:: EXERCISE DETAILS ::
Pick out the lines below that include the string "address".
━━━ DATA FOR THE TASK ━━━
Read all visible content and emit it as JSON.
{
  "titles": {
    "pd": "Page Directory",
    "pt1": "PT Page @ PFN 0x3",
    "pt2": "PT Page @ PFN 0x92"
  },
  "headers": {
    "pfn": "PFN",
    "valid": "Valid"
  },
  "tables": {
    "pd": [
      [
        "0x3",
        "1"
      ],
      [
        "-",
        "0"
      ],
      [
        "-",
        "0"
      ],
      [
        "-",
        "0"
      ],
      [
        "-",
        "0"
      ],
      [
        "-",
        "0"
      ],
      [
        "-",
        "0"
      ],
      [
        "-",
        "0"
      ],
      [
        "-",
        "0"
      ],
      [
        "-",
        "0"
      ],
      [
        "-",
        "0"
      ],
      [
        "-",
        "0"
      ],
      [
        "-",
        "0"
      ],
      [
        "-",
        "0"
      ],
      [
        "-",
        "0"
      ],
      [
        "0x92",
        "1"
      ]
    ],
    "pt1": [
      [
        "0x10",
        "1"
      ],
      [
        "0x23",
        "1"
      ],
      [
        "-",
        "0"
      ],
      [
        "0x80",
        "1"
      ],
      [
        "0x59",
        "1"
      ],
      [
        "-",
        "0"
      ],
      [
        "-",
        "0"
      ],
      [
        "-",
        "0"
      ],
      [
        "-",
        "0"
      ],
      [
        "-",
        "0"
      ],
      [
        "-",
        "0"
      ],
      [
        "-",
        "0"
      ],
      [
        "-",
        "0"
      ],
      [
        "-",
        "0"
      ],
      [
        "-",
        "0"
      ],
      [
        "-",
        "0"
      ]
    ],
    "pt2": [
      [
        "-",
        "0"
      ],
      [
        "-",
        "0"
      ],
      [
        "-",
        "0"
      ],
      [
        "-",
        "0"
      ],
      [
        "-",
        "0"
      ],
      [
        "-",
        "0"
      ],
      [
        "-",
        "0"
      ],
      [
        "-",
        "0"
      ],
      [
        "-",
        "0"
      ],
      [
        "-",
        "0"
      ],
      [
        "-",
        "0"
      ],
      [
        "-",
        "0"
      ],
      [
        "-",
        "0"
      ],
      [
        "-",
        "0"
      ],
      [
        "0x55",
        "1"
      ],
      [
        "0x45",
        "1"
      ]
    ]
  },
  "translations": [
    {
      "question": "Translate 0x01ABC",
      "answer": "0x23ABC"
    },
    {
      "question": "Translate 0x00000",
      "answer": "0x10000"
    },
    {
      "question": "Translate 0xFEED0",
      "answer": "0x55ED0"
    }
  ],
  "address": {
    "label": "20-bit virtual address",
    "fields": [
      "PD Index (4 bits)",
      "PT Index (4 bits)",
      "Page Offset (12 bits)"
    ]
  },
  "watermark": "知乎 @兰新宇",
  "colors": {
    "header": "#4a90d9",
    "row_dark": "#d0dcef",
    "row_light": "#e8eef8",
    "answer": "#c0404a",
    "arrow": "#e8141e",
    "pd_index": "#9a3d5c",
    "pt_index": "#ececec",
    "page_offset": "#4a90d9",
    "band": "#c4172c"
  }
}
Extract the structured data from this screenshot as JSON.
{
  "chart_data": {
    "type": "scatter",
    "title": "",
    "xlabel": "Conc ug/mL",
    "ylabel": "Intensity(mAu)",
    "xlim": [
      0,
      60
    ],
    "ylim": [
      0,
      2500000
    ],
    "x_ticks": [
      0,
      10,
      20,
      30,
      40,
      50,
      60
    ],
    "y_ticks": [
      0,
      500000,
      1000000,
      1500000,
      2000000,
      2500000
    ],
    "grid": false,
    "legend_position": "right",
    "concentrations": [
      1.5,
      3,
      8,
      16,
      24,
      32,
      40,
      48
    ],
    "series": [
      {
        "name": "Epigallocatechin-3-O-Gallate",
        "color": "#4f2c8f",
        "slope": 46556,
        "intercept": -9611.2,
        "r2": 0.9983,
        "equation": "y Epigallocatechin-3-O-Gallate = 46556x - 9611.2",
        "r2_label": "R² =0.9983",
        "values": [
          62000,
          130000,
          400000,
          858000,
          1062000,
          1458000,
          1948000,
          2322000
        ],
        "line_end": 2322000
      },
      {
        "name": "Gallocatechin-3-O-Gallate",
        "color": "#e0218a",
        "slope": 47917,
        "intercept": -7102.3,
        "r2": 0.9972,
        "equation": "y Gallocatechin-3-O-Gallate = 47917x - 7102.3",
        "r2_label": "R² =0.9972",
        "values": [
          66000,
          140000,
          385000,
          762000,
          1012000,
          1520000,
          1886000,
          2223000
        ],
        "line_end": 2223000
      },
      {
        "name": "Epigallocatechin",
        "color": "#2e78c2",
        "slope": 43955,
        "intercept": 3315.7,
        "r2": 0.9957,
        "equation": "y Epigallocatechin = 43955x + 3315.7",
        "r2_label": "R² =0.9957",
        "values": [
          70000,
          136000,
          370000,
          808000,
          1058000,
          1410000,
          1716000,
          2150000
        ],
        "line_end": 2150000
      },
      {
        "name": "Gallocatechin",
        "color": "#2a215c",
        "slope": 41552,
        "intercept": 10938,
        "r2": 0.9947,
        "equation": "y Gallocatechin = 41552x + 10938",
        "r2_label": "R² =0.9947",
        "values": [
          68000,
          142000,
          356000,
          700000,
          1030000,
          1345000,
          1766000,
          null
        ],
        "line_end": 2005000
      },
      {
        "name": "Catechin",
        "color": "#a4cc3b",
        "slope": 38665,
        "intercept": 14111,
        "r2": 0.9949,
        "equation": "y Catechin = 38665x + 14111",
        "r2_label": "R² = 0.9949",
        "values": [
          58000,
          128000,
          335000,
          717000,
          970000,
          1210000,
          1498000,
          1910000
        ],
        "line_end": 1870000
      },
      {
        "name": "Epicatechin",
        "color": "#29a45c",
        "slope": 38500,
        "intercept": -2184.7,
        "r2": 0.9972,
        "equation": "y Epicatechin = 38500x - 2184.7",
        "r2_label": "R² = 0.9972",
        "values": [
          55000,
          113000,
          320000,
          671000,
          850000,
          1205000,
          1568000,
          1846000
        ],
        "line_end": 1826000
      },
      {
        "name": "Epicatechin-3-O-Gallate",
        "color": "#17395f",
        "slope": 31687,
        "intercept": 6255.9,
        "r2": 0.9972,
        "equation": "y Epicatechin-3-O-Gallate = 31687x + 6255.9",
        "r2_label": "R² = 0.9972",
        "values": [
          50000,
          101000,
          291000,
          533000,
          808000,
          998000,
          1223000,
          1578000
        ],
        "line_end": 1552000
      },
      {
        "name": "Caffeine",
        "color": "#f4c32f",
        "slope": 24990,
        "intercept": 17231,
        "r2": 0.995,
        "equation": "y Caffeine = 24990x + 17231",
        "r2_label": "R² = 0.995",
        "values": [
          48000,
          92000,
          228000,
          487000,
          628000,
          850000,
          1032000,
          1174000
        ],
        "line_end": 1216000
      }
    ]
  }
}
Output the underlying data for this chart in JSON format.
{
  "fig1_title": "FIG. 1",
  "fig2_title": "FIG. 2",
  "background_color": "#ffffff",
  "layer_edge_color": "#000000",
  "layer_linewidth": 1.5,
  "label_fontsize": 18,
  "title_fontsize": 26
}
━━━
:: ANSWER TO THIS EXERCISE ::
  "address": {
    "label": "20-bit virtual address",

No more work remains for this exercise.